● AUFGABENSTELLUNG
Nimm den Text über subventionierte Blumenwiesen nach seinem letzten Satz auf und führe ihn weiter.

═══ SEITE ═══

Besonders herzig sind die Subventionen fürs Anlegen von Blumenwiesen. Mit solchen Aktionen erblüht auch das Image der Agrarpolitik. Weil aber heute nichts ohne Formular blühen darf und der Landwirt womöglich auf seinen Randstreifen womöglich Rosen züchtet, wird ihm das Saatgut von Naturschützern vorgeschrieben: Malven, Sonnenblumen, Ringelblumen oder Mariendisteln – und dazu allerlei Gräser und Kräutlein. Wenn die auf einen vorbereiteten, nährstoffreichen Acker gesät werden, blüht das zunächst sehr hübsch. Wer nun glaubt, auf diesem Wege ließe sich eine richtige Wiese anlegen, irrt. Denn im Folgejahr wuchert dort nur noch Unkraut – egal ob mit oder ohne Subvention. Die Blumensamen keimen vielleicht noch aus, aber es fehlt ihnen an Licht. Nun erkämpfen sich üble Unkräuter wie Ampfer oder Disteln den Acker zurück.

So wüst kann das natürliche Gleichgewicht aussehen, wenn empfindliche Kulturpflanzen wie Sonnenblumen auf Unkräuter treffen. Dann siegt der Stärkere, der Vitalere. Aggressive Unkräuter nehmen der Konkurrenz das Licht und die Nährstoffe weg oder vergiften sie mit natürlichen Pestiziden. Soll auf solchen Flächen wieder etwas Hübsches blühen oder Nahrhaftes wachsen, muss der Acker erst mal mit Totalherbiziden klargemacht werden. Die Samen von Disteln verbreiten sich nach dem Verblühen in Windeseile und erhöhen so auch ringsherum den Absatz von Pestiziden. Ein hessischer Landwirt bekommt für derartige "Unkrautflächen" sechs Jahre lang pro Hektar jährlich 800 Euro aufs Konto.

═══ BEREITGESTELLTES MATERIAL ═══

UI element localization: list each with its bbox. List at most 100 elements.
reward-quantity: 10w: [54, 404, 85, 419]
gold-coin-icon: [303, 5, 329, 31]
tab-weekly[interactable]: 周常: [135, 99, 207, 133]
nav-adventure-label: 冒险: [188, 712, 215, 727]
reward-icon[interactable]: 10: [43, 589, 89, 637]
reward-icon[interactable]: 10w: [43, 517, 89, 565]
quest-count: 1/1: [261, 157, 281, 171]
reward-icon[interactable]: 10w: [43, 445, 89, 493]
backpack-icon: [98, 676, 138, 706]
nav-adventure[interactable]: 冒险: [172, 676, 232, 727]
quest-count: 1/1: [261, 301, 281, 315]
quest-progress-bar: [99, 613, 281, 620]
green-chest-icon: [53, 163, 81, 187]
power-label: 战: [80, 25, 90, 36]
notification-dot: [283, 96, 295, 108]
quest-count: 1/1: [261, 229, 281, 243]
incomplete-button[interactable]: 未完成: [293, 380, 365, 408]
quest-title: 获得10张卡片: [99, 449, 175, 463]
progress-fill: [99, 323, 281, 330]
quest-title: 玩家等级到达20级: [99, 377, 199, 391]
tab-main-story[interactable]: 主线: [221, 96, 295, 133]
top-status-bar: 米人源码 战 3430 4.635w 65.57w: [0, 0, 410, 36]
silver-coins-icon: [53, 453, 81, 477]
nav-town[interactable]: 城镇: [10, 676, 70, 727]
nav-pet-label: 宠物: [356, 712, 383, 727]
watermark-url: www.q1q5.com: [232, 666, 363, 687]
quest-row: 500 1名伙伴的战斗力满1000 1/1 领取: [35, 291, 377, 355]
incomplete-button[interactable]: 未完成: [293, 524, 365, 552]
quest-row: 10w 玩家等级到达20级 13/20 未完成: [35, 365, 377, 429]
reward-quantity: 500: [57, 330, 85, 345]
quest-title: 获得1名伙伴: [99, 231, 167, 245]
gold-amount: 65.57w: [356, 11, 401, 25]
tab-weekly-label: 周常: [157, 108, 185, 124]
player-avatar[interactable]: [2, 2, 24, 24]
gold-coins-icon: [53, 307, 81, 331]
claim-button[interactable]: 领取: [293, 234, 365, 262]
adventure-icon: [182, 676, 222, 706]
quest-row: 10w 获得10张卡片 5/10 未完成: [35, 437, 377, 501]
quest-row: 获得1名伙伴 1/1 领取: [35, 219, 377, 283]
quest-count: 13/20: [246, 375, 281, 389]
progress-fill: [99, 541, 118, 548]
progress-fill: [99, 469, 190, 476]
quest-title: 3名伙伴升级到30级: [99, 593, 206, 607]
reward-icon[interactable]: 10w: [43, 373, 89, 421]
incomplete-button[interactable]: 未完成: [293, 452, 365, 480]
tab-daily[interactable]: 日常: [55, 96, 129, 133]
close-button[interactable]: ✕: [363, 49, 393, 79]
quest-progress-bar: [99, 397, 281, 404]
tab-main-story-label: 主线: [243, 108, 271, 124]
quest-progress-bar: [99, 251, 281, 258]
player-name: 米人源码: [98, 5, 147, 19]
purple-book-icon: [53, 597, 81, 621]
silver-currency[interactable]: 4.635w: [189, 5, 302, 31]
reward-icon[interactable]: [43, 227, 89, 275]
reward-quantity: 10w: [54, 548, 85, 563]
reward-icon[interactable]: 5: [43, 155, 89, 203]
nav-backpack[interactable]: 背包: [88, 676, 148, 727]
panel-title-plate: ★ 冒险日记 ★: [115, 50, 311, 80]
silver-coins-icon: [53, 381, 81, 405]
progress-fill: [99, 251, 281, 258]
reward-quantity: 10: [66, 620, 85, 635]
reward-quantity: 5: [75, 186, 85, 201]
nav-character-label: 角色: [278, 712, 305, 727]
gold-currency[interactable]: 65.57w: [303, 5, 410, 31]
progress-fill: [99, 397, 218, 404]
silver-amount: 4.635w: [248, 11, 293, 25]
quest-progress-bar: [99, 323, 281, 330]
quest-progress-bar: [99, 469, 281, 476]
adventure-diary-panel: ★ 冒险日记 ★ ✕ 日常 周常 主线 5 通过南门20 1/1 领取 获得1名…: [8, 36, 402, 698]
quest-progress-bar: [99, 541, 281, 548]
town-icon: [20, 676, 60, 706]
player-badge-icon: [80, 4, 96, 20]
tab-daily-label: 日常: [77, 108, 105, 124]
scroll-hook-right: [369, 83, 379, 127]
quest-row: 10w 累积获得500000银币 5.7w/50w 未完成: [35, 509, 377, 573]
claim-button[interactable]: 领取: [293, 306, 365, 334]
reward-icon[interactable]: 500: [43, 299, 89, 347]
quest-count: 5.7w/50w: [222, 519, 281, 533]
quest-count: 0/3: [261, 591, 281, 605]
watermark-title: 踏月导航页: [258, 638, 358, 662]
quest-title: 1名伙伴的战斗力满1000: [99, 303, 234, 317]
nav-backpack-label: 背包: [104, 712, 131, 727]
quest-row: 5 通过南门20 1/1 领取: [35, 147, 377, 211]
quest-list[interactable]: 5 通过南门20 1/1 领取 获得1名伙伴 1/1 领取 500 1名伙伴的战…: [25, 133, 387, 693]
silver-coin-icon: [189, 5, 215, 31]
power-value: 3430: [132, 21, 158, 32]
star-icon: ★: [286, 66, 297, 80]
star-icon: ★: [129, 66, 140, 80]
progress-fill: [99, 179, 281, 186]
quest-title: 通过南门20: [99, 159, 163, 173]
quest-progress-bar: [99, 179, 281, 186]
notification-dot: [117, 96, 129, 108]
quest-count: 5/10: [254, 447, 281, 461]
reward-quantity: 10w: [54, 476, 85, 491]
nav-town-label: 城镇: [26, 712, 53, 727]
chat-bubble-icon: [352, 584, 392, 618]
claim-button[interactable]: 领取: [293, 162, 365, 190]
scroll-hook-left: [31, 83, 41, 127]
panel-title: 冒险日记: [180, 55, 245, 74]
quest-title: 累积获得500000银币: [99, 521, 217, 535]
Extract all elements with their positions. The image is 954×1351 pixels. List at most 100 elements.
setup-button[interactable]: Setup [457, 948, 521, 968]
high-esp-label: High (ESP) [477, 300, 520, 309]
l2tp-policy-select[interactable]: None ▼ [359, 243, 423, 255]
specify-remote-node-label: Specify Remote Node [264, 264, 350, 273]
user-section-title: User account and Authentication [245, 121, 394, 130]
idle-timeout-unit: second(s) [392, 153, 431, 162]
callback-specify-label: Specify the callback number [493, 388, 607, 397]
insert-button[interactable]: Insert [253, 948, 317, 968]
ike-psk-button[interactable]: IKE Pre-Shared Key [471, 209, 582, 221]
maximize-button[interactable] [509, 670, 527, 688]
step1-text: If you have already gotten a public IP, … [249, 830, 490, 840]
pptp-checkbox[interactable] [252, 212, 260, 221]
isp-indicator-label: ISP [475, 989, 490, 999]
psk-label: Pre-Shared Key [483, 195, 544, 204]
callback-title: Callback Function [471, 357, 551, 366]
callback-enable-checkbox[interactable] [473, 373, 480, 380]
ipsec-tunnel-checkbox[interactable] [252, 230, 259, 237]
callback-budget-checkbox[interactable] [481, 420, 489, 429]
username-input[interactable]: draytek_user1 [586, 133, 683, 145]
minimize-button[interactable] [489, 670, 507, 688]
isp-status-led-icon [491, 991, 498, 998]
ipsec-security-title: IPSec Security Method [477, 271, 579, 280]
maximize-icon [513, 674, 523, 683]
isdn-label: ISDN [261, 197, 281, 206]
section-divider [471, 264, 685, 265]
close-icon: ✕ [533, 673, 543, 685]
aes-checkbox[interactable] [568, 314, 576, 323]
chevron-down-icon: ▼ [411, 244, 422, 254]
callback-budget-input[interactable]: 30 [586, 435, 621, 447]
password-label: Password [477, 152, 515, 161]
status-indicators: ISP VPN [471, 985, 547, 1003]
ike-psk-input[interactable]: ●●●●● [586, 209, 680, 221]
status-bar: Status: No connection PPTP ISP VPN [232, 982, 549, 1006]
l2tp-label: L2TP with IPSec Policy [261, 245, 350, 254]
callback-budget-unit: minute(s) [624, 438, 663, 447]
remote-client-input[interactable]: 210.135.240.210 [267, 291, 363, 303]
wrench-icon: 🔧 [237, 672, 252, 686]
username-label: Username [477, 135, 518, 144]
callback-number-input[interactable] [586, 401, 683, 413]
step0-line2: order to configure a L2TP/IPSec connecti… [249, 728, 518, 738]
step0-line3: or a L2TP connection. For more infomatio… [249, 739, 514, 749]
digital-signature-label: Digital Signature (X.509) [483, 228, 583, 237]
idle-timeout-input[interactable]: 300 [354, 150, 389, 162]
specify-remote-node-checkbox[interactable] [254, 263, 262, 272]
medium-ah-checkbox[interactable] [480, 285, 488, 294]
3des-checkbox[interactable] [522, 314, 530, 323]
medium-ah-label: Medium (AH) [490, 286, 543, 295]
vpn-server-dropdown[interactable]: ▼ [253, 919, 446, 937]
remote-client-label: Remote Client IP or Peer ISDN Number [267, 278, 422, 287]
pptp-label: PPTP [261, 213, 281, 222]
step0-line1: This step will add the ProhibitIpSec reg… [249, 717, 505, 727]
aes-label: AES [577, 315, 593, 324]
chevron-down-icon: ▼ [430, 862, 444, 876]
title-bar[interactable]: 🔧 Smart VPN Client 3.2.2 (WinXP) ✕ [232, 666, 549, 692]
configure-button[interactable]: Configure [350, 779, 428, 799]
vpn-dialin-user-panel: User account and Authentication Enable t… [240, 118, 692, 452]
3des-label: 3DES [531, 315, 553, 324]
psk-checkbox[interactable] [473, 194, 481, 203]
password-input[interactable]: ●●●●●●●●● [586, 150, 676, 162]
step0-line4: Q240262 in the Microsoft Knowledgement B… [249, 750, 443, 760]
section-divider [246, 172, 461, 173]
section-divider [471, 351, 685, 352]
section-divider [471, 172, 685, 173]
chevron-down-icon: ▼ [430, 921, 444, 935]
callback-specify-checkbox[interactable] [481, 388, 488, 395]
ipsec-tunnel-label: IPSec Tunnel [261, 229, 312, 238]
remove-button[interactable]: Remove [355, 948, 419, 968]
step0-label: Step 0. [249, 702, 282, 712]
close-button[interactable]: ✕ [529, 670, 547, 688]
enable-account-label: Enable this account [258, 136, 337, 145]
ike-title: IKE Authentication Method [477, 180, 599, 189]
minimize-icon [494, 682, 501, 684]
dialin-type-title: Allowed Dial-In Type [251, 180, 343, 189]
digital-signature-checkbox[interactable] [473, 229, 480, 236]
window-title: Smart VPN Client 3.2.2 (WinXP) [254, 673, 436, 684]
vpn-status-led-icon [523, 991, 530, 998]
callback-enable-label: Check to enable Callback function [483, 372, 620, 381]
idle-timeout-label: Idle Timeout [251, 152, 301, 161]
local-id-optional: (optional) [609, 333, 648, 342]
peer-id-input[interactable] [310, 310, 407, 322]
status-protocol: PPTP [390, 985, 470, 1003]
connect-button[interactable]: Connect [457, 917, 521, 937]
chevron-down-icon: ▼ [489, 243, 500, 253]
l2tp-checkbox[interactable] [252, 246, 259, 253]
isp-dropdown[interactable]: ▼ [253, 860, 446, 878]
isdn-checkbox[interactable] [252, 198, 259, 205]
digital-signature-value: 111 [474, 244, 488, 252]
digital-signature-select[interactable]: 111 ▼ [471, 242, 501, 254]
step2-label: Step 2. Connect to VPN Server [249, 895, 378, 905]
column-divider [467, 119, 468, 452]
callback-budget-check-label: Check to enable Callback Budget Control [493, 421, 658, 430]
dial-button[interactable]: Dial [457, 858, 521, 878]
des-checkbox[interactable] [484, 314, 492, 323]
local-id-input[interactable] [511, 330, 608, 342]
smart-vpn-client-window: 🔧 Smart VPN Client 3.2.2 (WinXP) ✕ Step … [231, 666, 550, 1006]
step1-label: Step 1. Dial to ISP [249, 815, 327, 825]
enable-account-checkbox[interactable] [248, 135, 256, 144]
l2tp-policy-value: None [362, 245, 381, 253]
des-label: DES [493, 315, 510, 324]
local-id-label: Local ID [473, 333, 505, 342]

═══

● LÖSUNG
Seit das Mulchen als bodenschonende Methode über den grünen Klee gelobt wird, gibt’s auch dafür Knete vom Staat. Beim Mulchen verzichtet der Landwirt auf das Unterpflügen der Stoppeln und Pflanzenreste, nachdem er die Ernte abgefahren hat. Wenn alles gut geht, unterdrückt das Mulchen diverse Unkräuter, reguliert den Wasserhaushalt und verringert die Bodenerosion. Aber man muss genau wissen, wann und wo das Verfahren angebracht ist. Seit der Landwirt reichlich Mäuse dafür bekommt, wenn er sich das Pflügen spart, wächst der ökologische Schaden.

Viele Unkräuter lieben das Mulchen. Würde man sie unterpflügen, hätten sie in 20 Zentimeter Tiefe keine Chance mehr das Tageslicht zu erblicken. Die pfluglose Bodenbearbeitung verschafft nicht nur Unkräutern Vorteile, sondern ist das ideale Biotop für Schimmelpilze, Nacktschnecken und Mäuse. Die unterirdischen Bauten der Mäuse bleiben erhalten, der Mulch bietet ihnen Schutz vor Raubvögeln und ringsum gibt’s satt Futter. In Thüringen konnten zwei von drei Landwirten dem Ruf des Grünen Geldes nicht widerstehen – jetzt leiden sie unter einer Mäuseplage. Teilweise so massiv, dass es sich wohl lohnen würde, aus den Fellen der Schadnager eine Kollektion von Pelzmänteln zu schneidern – Essbares gibt’s von solchen Umwelt-Subventions-Äckern nicht mehr zu holen. Mahlzeit!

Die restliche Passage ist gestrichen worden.